**Dataset extract:**
++++
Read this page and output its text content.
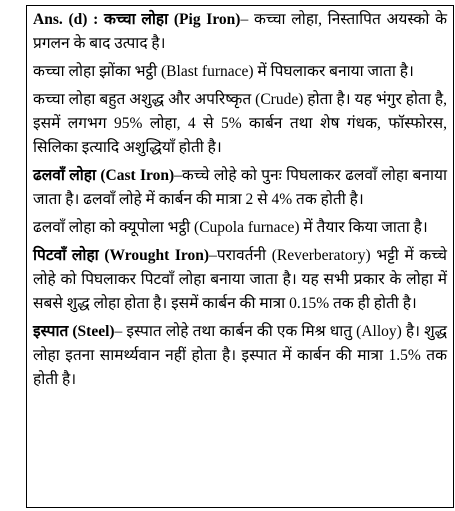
Ans. (d) : कच्चा लोहा (Pig Iron)– कच्चा लोहा, निस्तापित अयस्को के प्रगलन के बाद उत्पाद है।

कच्चा लोहा झोंका भट्ठी (Blast furnace) में पिघलाकर बनाया जाता है।

कच्चा लोहा बहुत अशुद्ध और अपरिष्कृत (Crude) होता है। यह भंगुर होता है, इसमें लगभग 95% लोहा, 4 से 5% कार्बन तथा शेष गंधक, फॉस्फोरस, सिलिका इत्यादि अशुद्धियाँ होती है।

ढलवाँ लोहा (Cast Iron)–कच्चे लोहे को पुनः पिघलाकर ढलवाँ लोहा बनाया जाता है। ढलवाँ लोहे में कार्बन की मात्रा 2 से 4% तक होती है।

ढलवाँ लोहा को क्यूपोला भट्ठी (Cupola furnace) में तैयार किया जाता है।

पिटवाँ लोहा (Wrought Iron)–परावर्तनी (Reverberatory) भट्टी में कच्चे लोहे को पिघलाकर पिटवाँ लोहा बनाया जाता है। यह सभी प्रकार के लोहा में सबसे शुद्ध लोहा होता है। इसमें कार्बन की मात्रा 0.15% तक ही होती है।

इस्पात (Steel)– इस्पात लोहे तथा कार्बन की एक मिश्र धातु (Alloy) है। शुद्ध लोहा इतना सामर्थ्यवान नहीं होता है। इस्पात में कार्बन की मात्रा 1.5% तक होती है।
++++
**Exercise task:** Output all the records, word for word, with no pictures in the copy.

**Exercise answer:**
Read this page and output its text content.
Ans. (d) : कच्चा लोहा (Pig Iron)– कच्चा लोहा, निस्तापित अयस्को के प्रगलन के बाद उत्पाद है।

कच्चा लोहा झोंका भट्ठी (Blast furnace) में पिघलाकर बनाया जाता है।

कच्चा लोहा बहुत अशुद्ध और अपरिष्कृत (Crude) होता है। यह भंगुर होता है, इसमें लगभग 95% लोहा, 4 से 5% कार्बन तथा शेष गंधक, फॉस्फोरस, सिलिका इत्यादि अशुद्धियाँ होती है।

ढलवाँ लोहा (Cast Iron)–कच्चे लोहे को पुनः पिघलाकर ढलवाँ लोहा बनाया जाता है। ढलवाँ लोहे में कार्बन की मात्रा 2 से 4% तक होती है।

ढलवाँ लोहा को क्यूपोला भट्ठी (Cupola furnace) में तैयार किया जाता है।

पिटवाँ लोहा (Wrought Iron)–परावर्तनी (Reverberatory) भट्टी में कच्चे लोहे को पिघलाकर पिटवाँ लोहा बनाया जाता है। यह सभी प्रकार के लोहा में सबसे शुद्ध लोहा होता है। इसमें कार्बन की मात्रा 0.15% तक ही होती है।

इस्पात (Steel)– इस्पात लोहे तथा कार्बन की एक मिश्र धातु (Alloy) है। शुद्ध लोहा इतना सामर्थ्यवान नहीं होता है। इस्पात में कार्बन की मात्रा 1.5% तक होती है।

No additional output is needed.